YOUR INSTRUCTIONS: The records below must be written out exactly, with every picture left behind.

** start of RECORDED INFORMATION **

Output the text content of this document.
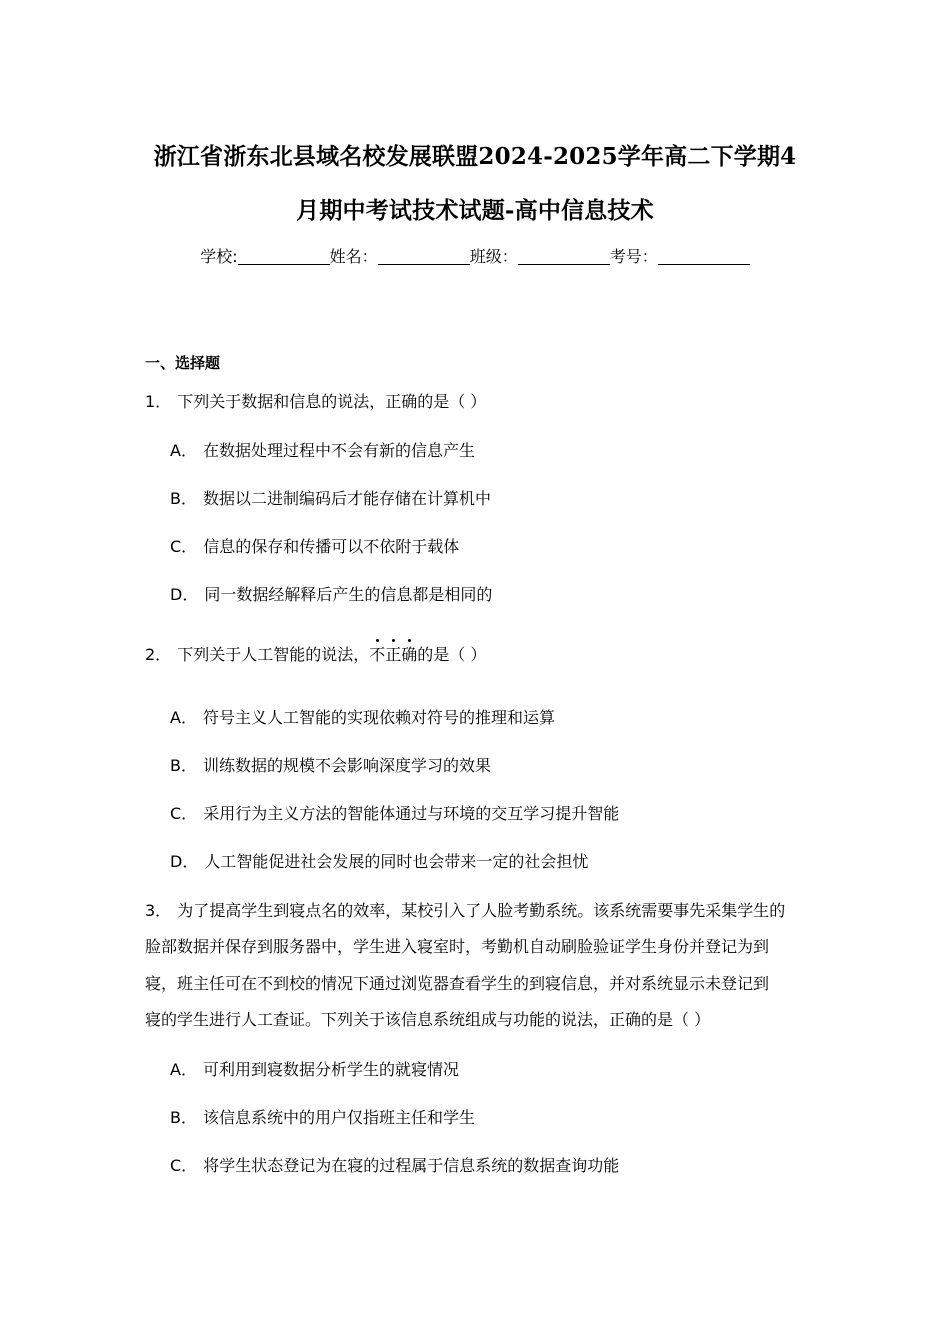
浙江省浙东北县域名校发展联盟2024-2025学年高二下学期4
月期中考试技术试题-高中信息技术
学校:	姓名：	班级：	考号：
一、选择题
1． 下列关于数据和信息的说法，正确的是（ ）
A． 在数据处理过程中不会有新的信息产生
B． 数据以二进制编码后才能存储在计算机中
C． 信息的保存和传播可以不依附于载体
D． 同一数据经解释后产生的信息都是相同的
2． 下列关于人工智能的说法，不正确的是（ ）
A． 符号主义人工智能的实现依赖对符号的推理和运算
B． 训练数据的规模不会影响深度学习的效果
C． 采用行为主义方法的智能体通过与环境的交互学习提升智能
D． 人工智能促进社会发展的同时也会带来一定的社会担忧
3． 为了提高学生到寝点名的效率，某校引入了人脸考勤系统。该系统需要事先采集学生的
脸部数据并保存到服务器中，学生进入寝室时，考勤机自动刷脸验证学生身份并登记为到
寝，班主任可在不到校的情况下通过浏览器查看学生的到寝信息，并对系统显示未登记到
寝的学生进行人工查证。下列关于该信息系统组成与功能的说法，正确的是（ ）
A． 可利用到寝数据分析学生的就寝情况
B． 该信息系统中的用户仅指班主任和学生
C． 将学生状态登记为在寝的过程属于信息系统的数据查询功能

** end of RECORDED INFORMATION **

OUTPUT OF THE TASK:
Output the text content of this document.
浙江省浙东北县域名校发展联盟2024-2025学年高二下学期4
月期中考试技术试题-高中信息技术
学校:	姓名：	班级：	考号：
一、选择题
1． 下列关于数据和信息的说法，正确的是（ ）
A． 在数据处理过程中不会有新的信息产生
B． 数据以二进制编码后才能存储在计算机中
C． 信息的保存和传播可以不依附于载体
D． 同一数据经解释后产生的信息都是相同的
2． 下列关于人工智能的说法，不正确的是（ ）
A． 符号主义人工智能的实现依赖对符号的推理和运算
B． 训练数据的规模不会影响深度学习的效果
C． 采用行为主义方法的智能体通过与环境的交互学习提升智能
D． 人工智能促进社会发展的同时也会带来一定的社会担忧
3． 为了提高学生到寝点名的效率，某校引入了人脸考勤系统。该系统需要事先采集学生的
脸部数据并保存到服务器中，学生进入寝室时，考勤机自动刷脸验证学生身份并登记为到
寝，班主任可在不到校的情况下通过浏览器查看学生的到寝信息，并对系统显示未登记到
寝的学生进行人工查证。下列关于该信息系统组成与功能的说法，正确的是（ ）
A． 可利用到寝数据分析学生的就寝情况
B． 该信息系统中的用户仅指班主任和学生
C． 将学生状态登记为在寝的过程属于信息系统的数据查询功能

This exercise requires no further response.